** start Input for this task **

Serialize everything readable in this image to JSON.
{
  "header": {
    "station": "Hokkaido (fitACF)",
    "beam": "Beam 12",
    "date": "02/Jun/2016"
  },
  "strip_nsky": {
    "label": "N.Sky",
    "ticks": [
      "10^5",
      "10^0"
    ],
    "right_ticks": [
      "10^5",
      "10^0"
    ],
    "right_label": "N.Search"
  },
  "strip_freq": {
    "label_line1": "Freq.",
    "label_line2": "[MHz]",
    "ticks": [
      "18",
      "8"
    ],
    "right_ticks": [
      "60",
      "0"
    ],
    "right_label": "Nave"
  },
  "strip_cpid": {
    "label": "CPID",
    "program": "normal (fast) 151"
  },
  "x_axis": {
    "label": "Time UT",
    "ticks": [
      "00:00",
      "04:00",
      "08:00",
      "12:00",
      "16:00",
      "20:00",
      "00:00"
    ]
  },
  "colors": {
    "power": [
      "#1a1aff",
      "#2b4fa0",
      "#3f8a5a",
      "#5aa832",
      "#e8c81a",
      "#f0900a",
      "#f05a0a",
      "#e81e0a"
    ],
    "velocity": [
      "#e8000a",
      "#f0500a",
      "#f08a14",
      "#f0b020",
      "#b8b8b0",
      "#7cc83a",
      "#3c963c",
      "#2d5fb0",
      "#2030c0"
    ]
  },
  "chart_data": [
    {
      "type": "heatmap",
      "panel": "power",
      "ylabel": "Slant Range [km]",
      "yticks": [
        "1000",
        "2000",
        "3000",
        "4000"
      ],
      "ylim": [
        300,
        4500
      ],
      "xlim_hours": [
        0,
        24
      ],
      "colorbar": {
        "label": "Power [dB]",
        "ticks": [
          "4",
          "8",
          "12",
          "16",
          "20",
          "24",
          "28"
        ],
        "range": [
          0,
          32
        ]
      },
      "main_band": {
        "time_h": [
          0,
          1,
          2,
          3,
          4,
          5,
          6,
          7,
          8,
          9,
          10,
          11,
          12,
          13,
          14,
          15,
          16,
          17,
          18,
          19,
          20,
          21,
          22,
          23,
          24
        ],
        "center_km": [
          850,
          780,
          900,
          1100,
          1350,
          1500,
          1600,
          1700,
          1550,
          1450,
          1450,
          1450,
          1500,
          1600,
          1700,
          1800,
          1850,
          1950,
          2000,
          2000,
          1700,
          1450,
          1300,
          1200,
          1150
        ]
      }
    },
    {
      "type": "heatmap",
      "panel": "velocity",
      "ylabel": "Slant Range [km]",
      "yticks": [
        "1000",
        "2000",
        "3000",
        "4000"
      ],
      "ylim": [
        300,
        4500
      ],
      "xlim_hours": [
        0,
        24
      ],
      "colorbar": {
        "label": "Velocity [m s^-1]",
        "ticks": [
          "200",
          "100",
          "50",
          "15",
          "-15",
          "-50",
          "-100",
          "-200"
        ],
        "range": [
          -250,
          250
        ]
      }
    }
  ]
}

** end Input for this task **

Each line of the material should be echoed exactly.

▶ Response to this task
Serialize everything readable in this image to JSON.
{
  "header": {
    "station": "Hokkaido (fitACF)",
    "beam": "Beam 12",
    "date": "02/Jun/2016"
  },
  "strip_nsky": {
    "label": "N.Sky",
    "ticks": [
      "10^5",
      "10^0"
    ],
    "right_ticks": [
      "10^5",
      "10^0"
    ],
    "right_label": "N.Search"
  },
  "strip_freq": {
    "label_line1": "Freq.",
    "label_line2": "[MHz]",
    "ticks": [
      "18",
      "8"
    ],
    "right_ticks": [
      "60",
      "0"
    ],
    "right_label": "Nave"
  },
  "strip_cpid": {
    "label": "CPID",
    "program": "normal (fast) 151"
  },
  "x_axis": {
    "label": "Time UT",
    "ticks": [
      "00:00",
      "04:00",
      "08:00",
      "12:00",
      "16:00",
      "20:00",
      "00:00"
    ]
  },
  "colors": {
    "power": [
      "#1a1aff",
      "#2b4fa0",
      "#3f8a5a",
      "#5aa832",
      "#e8c81a",
      "#f0900a",
      "#f05a0a",
      "#e81e0a"
    ],
    "velocity": [
      "#e8000a",
      "#f0500a",
      "#f08a14",
      "#f0b020",
      "#b8b8b0",
      "#7cc83a",
      "#3c963c",
      "#2d5fb0",
      "#2030c0"
    ]
  },
  "chart_data": [
    {
      "type": "heatmap",
      "panel": "power",
      "ylabel": "Slant Range [km]",
      "yticks": [
        "1000",
        "2000",
        "3000",
        "4000"
      ],
      "ylim": [
        300,
        4500
      ],
      "xlim_hours": [
        0,
        24
      ],
      "colorbar": {
        "label": "Power [dB]",
        "ticks": [
          "4",
          "8",
          "12",
          "16",
          "20",
          "24",
          "28"
        ],
        "range": [
          0,
          32
        ]
      },
      "main_band": {
        "time_h": [
          0,
          1,
          2,
          3,
          4,
          5,
          6,
          7,
          8,
          9,
          10,
          11,
          12,
          13,
          14,
          15,
          16,
          17,
          18,
          19,
          20,
          21,
          22,
          23,
          24
        ],
        "center_km": [
          850,
          780,
          900,
          1100,
          1350,
          1500,
          1600,
          1700,
          1550,
          1450,
          1450,
          1450,
          1500,
          1600,
          1700,
          1800,
          1850,
          1950,
          2000,
          2000,
          1700,
          1450,
          1300,
          1200,
          1150
        ]
      }
    },
    {
      "type": "heatmap",
      "panel": "velocity",
      "ylabel": "Slant Range [km]",
      "yticks": [
        "1000",
        "2000",
        "3000",
        "4000"
      ],
      "ylim": [
        300,
        4500
      ],
      "xlim_hours": [
        0,
        24
      ],
      "colorbar": {
        "label": "Velocity [m s^-1]",
        "ticks": [
          "200",
          "100",
          "50",
          "15",
          "-15",
          "-50",
          "-100",
          "-200"
        ],
        "range": [
          -250,
          250
        ]
      }
    }
  ]
}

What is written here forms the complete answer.